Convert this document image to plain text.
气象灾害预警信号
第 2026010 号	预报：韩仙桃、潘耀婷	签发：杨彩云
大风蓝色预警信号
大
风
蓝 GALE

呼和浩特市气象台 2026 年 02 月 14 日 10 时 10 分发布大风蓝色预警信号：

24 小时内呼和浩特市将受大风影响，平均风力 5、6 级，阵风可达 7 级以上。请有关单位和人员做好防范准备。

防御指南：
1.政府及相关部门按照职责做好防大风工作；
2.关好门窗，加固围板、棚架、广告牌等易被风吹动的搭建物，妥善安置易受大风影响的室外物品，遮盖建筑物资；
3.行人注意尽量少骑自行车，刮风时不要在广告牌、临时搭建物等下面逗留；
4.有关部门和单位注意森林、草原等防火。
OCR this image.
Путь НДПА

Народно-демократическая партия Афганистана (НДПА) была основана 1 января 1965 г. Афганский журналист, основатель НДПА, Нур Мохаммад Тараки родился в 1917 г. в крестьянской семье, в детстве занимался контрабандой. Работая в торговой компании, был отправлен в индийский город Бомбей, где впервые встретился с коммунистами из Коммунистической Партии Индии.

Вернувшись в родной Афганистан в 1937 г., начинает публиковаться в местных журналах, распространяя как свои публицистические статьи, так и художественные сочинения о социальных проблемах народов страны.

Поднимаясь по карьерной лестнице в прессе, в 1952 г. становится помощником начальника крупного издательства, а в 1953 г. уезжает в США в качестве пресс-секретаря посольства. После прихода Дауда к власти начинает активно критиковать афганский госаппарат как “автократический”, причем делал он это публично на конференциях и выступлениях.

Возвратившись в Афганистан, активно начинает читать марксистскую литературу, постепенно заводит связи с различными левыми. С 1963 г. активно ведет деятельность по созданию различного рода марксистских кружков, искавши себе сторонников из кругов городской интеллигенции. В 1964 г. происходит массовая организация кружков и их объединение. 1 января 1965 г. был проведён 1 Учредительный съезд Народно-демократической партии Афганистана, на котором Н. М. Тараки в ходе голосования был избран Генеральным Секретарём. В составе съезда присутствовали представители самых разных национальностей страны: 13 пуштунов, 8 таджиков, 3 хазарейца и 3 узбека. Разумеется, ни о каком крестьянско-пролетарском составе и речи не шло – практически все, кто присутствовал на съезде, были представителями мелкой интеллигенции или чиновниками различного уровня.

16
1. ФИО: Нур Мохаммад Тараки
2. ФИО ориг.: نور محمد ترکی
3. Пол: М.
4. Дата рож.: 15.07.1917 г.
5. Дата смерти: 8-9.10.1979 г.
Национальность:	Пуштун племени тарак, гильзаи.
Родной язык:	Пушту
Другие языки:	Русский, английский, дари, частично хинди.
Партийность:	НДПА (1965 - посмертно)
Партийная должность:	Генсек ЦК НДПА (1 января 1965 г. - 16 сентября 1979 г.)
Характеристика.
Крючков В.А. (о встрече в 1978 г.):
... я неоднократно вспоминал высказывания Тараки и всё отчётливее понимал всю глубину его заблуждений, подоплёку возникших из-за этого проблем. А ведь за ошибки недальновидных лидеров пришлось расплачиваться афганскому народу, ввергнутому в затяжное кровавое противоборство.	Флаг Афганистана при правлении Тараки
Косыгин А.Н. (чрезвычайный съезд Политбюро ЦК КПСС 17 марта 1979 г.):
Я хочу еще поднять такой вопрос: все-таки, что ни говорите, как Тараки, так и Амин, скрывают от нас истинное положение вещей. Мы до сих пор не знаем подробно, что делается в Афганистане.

### EXERCISE DESCRIPTION
Pick out, from the lines above, every one that contains the string "Дата".

### WRITTEN ANSWER
4. Дата рож.: 15.07.1917 г.
5. Дата смерти: 8-9.10.1979 г.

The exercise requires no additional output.